What you will do
Restate the whole of the material. Keep every word, and drop the pictures.

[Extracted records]

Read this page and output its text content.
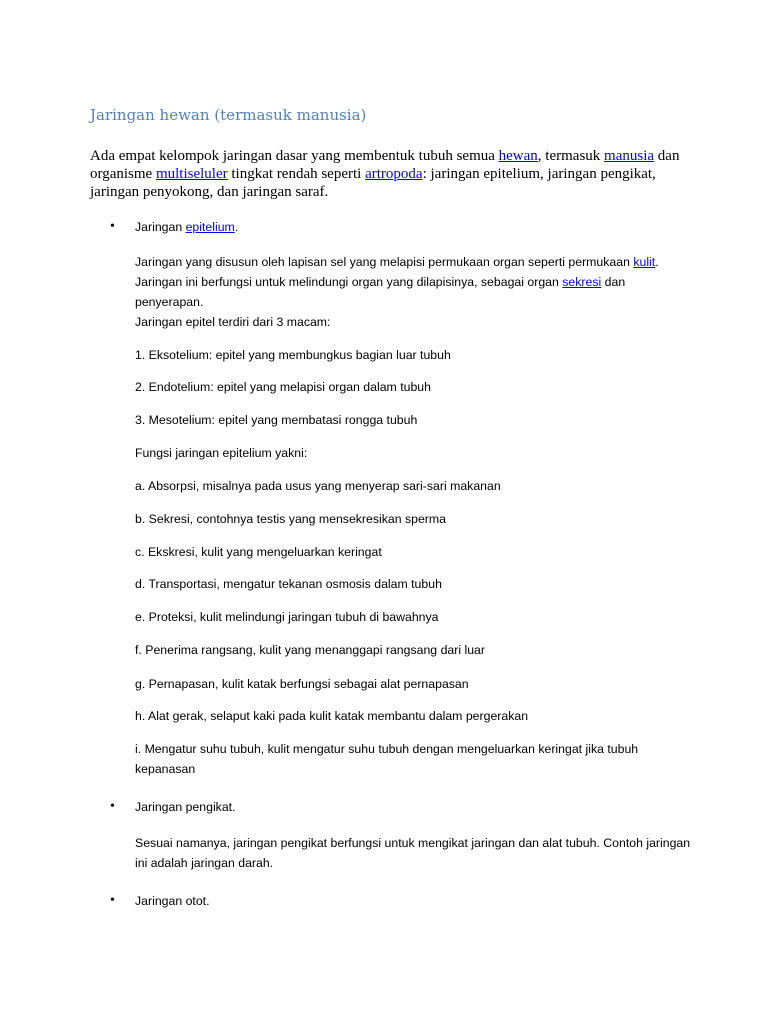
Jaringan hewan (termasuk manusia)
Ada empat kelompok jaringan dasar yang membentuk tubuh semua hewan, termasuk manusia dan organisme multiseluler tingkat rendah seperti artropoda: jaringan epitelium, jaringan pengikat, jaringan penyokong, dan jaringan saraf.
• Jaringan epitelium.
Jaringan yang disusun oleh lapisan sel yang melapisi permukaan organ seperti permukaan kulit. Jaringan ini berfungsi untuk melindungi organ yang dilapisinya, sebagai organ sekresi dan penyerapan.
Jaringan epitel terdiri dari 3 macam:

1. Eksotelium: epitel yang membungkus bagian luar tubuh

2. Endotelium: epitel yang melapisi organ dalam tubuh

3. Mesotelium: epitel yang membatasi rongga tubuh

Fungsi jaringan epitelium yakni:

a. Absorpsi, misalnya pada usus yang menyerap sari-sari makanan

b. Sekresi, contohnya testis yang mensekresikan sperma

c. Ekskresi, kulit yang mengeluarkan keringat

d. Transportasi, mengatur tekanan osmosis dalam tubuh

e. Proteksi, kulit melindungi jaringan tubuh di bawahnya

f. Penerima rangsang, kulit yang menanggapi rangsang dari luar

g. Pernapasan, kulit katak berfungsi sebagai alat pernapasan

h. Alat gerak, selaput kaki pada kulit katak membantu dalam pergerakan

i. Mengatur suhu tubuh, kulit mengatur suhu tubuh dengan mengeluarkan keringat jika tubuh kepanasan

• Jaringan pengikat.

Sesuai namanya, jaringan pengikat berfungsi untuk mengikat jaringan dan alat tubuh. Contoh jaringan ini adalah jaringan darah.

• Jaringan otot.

Result of this exercise
Read this page and output its text content.
Jaringan hewan (termasuk manusia)
Ada empat kelompok jaringan dasar yang membentuk tubuh semua hewan, termasuk manusia dan organisme multiseluler tingkat rendah seperti artropoda: jaringan epitelium, jaringan pengikat, jaringan penyokong, dan jaringan saraf.
• Jaringan epitelium.
Jaringan yang disusun oleh lapisan sel yang melapisi permukaan organ seperti permukaan kulit. Jaringan ini berfungsi untuk melindungi organ yang dilapisinya, sebagai organ sekresi dan penyerapan.
Jaringan epitel terdiri dari 3 macam:

1. Eksotelium: epitel yang membungkus bagian luar tubuh

2. Endotelium: epitel yang melapisi organ dalam tubuh

3. Mesotelium: epitel yang membatasi rongga tubuh

Fungsi jaringan epitelium yakni:

a. Absorpsi, misalnya pada usus yang menyerap sari-sari makanan

b. Sekresi, contohnya testis yang mensekresikan sperma

c. Ekskresi, kulit yang mengeluarkan keringat

d. Transportasi, mengatur tekanan osmosis dalam tubuh

e. Proteksi, kulit melindungi jaringan tubuh di bawahnya

f. Penerima rangsang, kulit yang menanggapi rangsang dari luar

g. Pernapasan, kulit katak berfungsi sebagai alat pernapasan

h. Alat gerak, selaput kaki pada kulit katak membantu dalam pergerakan

i. Mengatur suhu tubuh, kulit mengatur suhu tubuh dengan mengeluarkan keringat jika tubuh kepanasan

• Jaringan pengikat.

Sesuai namanya, jaringan pengikat berfungsi untuk mengikat jaringan dan alat tubuh. Contoh jaringan ini adalah jaringan darah.

• Jaringan otot.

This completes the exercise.